--- start DATA ---
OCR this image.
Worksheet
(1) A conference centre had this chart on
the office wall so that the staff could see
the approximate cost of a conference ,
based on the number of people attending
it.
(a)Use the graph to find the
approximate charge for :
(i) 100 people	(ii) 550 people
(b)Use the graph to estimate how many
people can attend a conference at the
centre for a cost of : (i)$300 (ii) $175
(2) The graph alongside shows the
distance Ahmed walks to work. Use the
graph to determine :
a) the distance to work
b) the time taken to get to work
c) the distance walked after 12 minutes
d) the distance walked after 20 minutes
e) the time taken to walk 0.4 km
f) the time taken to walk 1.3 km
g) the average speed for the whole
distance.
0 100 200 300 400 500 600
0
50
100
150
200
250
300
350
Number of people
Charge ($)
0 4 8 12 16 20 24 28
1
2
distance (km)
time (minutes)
--- end DATA ---
--- start DATA ---
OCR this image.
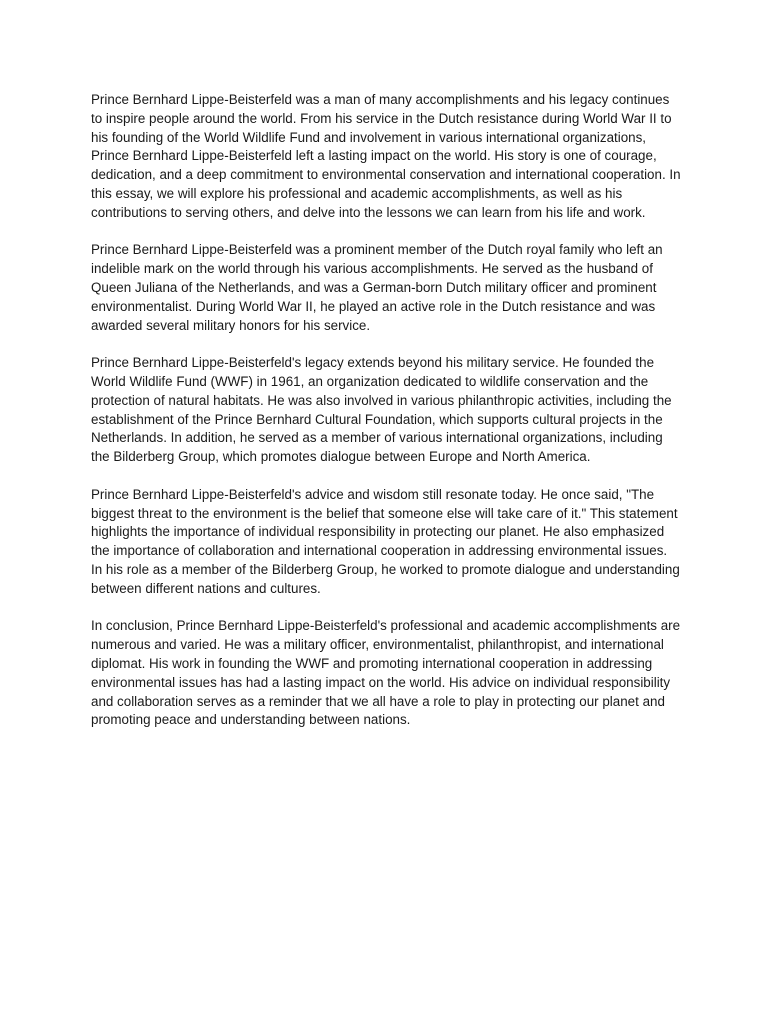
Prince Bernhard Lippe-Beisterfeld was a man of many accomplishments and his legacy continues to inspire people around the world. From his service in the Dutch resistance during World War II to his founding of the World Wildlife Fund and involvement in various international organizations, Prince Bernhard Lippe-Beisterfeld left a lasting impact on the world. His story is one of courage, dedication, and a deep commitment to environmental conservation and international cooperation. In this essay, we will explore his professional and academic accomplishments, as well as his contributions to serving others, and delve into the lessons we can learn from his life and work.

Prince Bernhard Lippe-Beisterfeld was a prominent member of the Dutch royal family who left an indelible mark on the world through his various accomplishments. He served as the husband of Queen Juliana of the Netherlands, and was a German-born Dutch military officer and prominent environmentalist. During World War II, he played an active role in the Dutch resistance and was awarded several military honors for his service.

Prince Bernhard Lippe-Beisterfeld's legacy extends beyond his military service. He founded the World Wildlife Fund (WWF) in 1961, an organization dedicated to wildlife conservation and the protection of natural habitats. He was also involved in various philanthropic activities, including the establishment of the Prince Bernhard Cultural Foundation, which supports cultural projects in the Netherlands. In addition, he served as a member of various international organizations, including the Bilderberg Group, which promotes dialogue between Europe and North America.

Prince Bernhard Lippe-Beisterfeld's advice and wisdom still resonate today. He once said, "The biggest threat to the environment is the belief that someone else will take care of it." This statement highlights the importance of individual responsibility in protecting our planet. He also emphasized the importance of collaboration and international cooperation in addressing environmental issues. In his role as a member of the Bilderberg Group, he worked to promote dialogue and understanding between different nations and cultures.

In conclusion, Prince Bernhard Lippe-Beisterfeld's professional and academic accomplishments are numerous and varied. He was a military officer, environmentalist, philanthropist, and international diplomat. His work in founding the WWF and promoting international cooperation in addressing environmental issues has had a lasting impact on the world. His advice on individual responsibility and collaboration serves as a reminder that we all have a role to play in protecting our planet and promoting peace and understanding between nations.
--- end DATA ---
--- start DATA ---
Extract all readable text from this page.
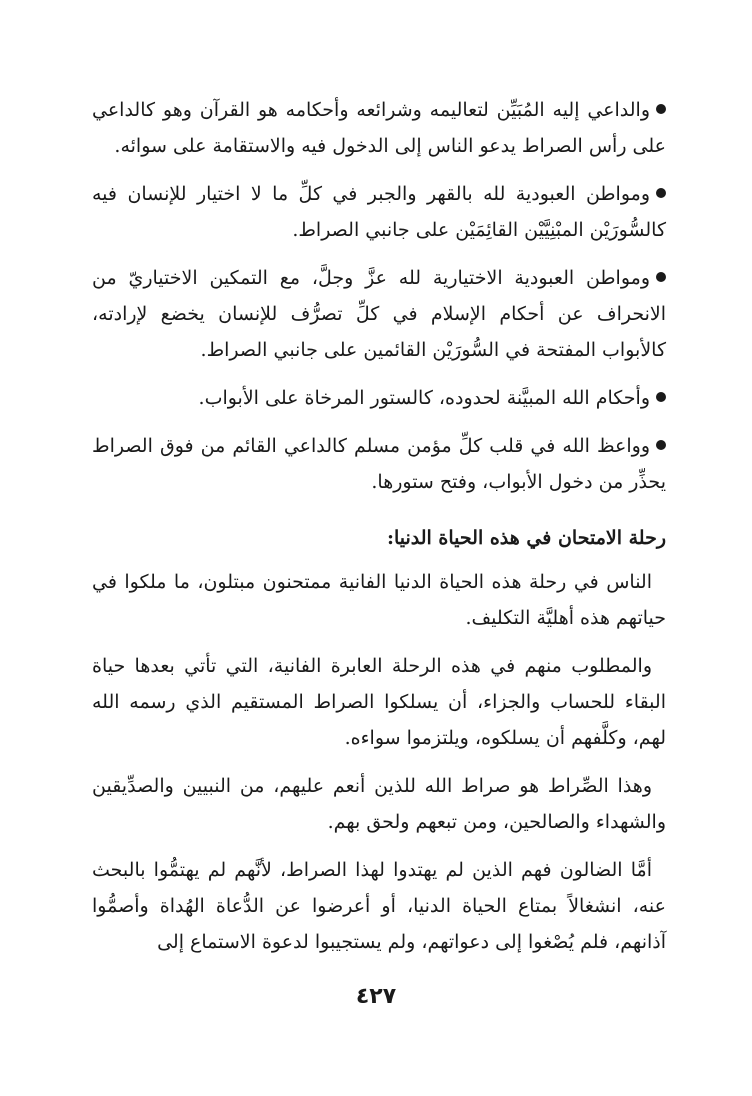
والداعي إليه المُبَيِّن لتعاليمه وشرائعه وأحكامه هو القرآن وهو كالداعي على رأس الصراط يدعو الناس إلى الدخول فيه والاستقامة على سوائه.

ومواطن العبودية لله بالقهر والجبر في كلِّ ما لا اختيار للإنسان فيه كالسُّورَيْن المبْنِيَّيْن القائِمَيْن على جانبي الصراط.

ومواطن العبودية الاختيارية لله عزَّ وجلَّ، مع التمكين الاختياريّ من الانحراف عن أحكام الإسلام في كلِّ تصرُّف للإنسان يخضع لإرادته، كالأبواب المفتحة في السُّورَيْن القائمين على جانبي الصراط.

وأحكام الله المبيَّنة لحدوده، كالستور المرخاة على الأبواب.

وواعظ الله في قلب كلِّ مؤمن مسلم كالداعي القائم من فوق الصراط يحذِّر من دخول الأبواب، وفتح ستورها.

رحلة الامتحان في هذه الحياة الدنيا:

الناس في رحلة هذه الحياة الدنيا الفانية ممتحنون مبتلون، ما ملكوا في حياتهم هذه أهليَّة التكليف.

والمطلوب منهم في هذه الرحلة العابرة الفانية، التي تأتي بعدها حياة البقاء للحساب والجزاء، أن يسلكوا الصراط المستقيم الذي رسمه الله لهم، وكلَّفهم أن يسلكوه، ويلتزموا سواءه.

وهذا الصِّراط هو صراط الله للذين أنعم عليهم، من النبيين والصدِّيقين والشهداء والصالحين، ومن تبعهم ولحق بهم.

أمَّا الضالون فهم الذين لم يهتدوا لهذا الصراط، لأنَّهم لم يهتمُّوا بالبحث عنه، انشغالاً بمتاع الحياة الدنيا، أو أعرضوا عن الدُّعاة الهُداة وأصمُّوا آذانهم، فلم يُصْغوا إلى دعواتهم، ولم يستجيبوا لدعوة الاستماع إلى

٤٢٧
--- end DATA ---
:: EXERCISE AIM ::
Go through the listing above line by line and say how many lines hold the word "walked". Reply with that number only.

:: EXPECTED ANSWER ::
2